= What is being asked =
Decide whether each statement below agrees with the abstract on ASPP2 knockout mice, answering yes or no and quoting the words of the abstract that decide it. 1. The ASPP2 knockout mice were made with the CRISPR/Cas9 system. 2. The genotypes of the mice were identified by Western blotting. 3. The success rate of the DEN-induced liver cancer model was lower in ASPP2 knockout mice than in wild-type mice.

= Text shown =
=== Begin Enclosure ===

[Construction of apoptosis-stimulating of p53 protein 2 gene knockout mice and its effect on diethylnitrosamine-induced liver cancer].

To construct apoptosis-stimulating of p53 protein 2 (ASPP2) gene knockout mice using diethylnitrosamine (DEN)-induced liver cancer model to study the biological functions of ASPP2. The sgRNA oligonucleotides were constructed, and ASPP2 knockout mice were prepared with the CRISPR/Cas9 system. PCR and sequencing methods were used to identify the genotypes of F0 and F1 generations and their progeny. DEN was used to induce ASPP2+/- mice to establish liver cancer model. PCR and sequencing results showed that ASPP2 gene was successfully knocked out in F0 generation mice. The genotype of F1 generation mice was accorded with ASPP2+/- and had obtained stable heredity. The success rate of DEN-induced liver cancer model (7/8 and 3 / 8) of ASPP2 + /-mice obtained by self-hybridization of F1 generation was significantly higher than that of wild-type mice. ASPP2 knockout mice were successfully constructed based on the CRISPR/Cas9 system. The success rate of DEN-induced liver cancer model of ASPP2 knockout mice was significantly higher than that of the wild-type mice.

=== End Enclosure ===

= Record extracts =

=== Begin Enclosure ===

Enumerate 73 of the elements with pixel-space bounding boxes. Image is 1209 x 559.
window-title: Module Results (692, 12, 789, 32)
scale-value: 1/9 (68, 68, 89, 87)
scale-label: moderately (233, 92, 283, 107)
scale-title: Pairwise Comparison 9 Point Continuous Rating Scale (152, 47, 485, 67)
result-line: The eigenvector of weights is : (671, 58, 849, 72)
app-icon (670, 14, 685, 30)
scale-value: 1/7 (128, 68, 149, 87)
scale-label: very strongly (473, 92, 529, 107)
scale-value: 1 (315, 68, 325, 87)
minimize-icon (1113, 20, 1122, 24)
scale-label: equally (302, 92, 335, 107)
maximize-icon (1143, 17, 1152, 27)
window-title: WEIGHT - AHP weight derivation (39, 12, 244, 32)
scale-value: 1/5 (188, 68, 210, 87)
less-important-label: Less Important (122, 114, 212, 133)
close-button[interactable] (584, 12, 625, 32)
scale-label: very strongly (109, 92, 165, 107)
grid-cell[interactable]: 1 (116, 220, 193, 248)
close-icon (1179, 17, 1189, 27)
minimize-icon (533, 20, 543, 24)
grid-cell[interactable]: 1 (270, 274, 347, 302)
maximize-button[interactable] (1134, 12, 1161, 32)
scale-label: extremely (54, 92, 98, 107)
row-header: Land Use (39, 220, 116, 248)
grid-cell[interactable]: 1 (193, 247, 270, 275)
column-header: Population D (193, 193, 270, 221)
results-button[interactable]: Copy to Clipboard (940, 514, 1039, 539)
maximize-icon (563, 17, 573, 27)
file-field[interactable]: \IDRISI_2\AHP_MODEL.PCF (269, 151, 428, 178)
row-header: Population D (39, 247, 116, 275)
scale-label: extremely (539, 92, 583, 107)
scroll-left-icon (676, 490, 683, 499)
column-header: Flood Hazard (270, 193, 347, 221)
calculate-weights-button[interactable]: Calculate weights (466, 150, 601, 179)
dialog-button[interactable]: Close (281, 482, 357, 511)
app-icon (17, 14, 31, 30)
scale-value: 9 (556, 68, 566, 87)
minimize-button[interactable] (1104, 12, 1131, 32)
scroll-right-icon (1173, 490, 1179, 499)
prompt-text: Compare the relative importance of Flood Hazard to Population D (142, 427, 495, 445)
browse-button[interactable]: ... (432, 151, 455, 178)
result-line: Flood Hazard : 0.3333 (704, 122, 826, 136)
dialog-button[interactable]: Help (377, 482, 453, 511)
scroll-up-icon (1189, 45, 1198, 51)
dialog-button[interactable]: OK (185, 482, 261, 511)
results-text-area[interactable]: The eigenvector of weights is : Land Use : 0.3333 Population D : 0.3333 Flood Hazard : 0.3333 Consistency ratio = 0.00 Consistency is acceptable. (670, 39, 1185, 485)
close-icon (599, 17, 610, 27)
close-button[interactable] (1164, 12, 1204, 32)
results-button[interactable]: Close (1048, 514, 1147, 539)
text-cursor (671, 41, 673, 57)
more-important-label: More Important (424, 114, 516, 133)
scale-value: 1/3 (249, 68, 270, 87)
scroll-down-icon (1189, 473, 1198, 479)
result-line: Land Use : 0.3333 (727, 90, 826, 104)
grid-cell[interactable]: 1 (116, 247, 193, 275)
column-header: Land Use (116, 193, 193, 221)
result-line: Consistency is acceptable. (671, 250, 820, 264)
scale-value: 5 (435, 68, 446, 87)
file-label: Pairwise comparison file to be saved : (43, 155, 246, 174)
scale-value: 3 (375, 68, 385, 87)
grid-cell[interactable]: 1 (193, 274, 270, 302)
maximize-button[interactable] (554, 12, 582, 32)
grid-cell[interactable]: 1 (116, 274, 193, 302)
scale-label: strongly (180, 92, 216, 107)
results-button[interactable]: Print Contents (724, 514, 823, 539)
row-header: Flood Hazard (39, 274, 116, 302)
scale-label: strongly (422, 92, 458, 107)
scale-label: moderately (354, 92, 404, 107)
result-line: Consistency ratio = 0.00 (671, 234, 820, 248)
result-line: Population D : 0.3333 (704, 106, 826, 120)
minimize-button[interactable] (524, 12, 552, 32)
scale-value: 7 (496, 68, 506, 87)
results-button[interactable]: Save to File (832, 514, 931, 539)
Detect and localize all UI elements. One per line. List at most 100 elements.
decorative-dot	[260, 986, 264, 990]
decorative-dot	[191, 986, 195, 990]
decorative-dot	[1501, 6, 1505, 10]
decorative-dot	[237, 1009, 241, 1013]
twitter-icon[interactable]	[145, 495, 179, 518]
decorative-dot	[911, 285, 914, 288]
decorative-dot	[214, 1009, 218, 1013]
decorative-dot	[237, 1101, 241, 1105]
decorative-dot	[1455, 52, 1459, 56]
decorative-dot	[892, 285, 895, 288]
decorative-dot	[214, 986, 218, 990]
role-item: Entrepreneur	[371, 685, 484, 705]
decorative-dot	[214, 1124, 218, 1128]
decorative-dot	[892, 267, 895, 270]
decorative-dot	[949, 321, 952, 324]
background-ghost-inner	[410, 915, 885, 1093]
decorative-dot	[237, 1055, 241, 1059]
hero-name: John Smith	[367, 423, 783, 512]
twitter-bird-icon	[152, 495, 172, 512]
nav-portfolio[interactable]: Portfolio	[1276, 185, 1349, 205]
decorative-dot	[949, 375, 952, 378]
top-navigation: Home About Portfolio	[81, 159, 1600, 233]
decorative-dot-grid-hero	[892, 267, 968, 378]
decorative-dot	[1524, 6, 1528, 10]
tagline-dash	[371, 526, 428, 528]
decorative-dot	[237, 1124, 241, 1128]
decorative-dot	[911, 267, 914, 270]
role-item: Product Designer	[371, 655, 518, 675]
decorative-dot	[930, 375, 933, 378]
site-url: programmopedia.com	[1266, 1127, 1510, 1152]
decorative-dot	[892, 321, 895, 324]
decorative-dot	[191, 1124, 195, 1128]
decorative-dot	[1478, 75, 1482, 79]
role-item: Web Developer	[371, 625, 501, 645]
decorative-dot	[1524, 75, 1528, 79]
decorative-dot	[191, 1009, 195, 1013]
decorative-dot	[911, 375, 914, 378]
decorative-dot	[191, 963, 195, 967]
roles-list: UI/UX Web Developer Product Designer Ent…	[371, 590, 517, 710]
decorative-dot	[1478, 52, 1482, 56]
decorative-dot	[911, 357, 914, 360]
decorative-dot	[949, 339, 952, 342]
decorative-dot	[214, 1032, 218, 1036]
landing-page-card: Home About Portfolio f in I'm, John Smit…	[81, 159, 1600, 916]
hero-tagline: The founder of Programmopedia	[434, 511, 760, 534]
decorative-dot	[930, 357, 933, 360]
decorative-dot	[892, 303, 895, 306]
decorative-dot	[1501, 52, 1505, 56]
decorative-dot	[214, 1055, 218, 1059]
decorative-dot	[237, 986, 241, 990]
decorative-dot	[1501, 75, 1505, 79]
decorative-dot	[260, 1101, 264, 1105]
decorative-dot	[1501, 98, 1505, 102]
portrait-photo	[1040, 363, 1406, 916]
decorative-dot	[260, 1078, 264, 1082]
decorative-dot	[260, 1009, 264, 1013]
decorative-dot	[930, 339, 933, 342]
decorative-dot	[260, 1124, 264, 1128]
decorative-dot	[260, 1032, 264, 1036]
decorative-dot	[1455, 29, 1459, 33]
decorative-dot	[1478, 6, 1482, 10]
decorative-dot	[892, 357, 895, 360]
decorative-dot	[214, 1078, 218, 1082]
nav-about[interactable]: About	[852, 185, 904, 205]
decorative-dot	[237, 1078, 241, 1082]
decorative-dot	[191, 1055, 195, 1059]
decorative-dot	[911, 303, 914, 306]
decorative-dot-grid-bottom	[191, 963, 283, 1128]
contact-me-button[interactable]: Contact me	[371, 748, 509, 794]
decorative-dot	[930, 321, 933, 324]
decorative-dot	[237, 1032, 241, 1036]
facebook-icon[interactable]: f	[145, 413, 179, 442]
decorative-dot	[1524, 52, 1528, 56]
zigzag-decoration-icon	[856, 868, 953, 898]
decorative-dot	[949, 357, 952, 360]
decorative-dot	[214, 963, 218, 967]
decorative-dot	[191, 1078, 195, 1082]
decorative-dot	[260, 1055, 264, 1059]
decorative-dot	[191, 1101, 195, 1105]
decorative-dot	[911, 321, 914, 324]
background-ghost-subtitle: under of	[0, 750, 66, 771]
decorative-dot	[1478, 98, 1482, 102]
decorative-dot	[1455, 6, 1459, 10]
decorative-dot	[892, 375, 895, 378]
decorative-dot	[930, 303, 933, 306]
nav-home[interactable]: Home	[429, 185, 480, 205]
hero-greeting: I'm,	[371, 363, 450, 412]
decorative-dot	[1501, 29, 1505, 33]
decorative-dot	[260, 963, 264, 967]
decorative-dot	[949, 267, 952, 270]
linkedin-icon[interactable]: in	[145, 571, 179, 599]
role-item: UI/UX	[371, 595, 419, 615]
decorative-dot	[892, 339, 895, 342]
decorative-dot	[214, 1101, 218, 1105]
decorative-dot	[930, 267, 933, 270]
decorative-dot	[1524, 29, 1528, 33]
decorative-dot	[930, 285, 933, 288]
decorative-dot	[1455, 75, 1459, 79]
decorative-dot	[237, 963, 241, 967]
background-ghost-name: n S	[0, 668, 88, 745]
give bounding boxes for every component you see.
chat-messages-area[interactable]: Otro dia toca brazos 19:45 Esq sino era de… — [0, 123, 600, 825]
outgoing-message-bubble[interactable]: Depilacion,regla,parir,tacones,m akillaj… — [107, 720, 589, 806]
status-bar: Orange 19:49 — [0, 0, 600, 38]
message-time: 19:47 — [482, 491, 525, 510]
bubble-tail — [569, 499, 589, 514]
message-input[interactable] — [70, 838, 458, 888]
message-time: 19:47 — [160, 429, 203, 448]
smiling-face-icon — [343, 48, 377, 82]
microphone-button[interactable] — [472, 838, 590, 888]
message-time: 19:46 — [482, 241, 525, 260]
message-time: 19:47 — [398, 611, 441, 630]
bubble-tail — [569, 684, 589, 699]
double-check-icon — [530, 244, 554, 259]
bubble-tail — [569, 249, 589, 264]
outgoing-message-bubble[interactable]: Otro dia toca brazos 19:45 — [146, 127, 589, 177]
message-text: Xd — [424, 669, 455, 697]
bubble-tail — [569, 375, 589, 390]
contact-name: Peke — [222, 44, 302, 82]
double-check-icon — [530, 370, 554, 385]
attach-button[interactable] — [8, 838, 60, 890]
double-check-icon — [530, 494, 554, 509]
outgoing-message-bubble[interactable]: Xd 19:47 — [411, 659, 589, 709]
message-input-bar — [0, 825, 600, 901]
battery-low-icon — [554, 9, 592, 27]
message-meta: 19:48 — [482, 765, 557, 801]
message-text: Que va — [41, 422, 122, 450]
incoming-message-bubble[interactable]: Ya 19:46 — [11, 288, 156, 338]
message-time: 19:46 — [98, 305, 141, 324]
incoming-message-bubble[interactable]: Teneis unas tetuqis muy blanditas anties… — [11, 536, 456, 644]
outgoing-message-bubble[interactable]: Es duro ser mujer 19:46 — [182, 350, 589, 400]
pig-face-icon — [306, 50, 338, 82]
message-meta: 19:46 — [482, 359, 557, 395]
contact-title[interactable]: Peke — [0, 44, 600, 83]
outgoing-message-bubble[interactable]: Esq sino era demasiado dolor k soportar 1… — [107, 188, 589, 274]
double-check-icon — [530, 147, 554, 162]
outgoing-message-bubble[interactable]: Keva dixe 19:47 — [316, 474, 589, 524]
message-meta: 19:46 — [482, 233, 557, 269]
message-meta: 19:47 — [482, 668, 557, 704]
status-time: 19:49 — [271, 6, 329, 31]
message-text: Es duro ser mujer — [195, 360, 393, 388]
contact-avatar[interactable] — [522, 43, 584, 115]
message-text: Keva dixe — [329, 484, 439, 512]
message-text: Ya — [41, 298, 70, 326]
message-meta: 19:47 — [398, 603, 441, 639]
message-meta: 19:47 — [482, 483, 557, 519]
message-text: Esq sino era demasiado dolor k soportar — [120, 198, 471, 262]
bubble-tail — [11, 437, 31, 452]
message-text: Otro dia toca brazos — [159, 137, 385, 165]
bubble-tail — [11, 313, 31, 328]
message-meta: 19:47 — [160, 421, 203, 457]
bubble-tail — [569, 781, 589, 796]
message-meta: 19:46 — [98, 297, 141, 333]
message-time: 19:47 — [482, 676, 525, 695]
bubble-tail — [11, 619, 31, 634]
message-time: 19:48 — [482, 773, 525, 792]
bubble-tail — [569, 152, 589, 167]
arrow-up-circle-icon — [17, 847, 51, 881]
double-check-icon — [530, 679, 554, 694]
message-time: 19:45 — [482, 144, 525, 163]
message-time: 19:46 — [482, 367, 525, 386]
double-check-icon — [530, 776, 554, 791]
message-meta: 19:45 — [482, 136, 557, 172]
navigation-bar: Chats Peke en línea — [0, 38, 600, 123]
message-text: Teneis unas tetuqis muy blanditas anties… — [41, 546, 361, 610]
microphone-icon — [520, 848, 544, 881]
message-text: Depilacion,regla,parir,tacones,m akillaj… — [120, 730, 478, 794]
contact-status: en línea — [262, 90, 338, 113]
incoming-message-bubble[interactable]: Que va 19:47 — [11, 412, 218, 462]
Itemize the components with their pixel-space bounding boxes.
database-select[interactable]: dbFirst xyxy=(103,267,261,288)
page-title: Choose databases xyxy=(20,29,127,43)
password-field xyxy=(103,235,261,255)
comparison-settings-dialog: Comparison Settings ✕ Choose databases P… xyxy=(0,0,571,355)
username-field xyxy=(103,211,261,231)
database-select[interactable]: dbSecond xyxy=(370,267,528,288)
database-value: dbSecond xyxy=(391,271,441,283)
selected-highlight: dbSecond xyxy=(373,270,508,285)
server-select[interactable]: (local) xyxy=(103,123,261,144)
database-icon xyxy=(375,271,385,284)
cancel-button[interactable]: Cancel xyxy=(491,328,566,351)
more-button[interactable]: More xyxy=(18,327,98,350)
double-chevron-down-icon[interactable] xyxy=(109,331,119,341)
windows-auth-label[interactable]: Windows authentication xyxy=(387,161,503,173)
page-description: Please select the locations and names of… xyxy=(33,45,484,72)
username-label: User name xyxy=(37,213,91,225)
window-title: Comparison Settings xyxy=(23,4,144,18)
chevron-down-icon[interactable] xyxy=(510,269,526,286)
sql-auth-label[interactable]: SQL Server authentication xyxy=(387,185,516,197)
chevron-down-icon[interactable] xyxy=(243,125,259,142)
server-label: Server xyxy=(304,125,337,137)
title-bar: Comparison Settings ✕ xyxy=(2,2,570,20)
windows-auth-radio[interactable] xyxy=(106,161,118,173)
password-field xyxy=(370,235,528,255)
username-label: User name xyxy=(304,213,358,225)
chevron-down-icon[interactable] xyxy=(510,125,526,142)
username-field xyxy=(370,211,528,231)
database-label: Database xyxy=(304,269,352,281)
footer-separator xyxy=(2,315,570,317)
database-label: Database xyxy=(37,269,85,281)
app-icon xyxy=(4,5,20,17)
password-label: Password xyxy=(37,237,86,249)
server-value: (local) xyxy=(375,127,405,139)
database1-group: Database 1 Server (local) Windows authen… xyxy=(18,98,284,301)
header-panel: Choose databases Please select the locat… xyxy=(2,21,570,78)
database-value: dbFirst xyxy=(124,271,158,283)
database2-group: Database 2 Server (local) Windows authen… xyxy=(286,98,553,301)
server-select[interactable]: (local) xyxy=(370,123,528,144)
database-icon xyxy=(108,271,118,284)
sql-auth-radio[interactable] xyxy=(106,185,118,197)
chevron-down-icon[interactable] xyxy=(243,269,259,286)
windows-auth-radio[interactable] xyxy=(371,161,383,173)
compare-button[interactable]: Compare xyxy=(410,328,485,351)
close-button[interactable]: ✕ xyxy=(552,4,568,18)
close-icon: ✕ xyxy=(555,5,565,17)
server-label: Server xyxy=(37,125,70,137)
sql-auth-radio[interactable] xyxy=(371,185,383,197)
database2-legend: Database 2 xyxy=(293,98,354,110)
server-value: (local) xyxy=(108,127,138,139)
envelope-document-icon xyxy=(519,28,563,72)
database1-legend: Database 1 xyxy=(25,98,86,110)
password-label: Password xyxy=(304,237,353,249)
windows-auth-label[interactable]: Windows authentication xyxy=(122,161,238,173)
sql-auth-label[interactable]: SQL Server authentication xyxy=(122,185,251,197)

=== End Enclosure ===

= Task solution =
1. Yes: "ASPP2 knockout mice were prepared with the CRISPR/Cas9 system."
2. No: "PCR and sequencing methods were used to identify the genotypes of F0 and F1 generations and their progeny."
3. No: "The success rate of DEN-induced liver cancer model of ASPP2 knockout mice was significantly higher than that of the wild-type mice."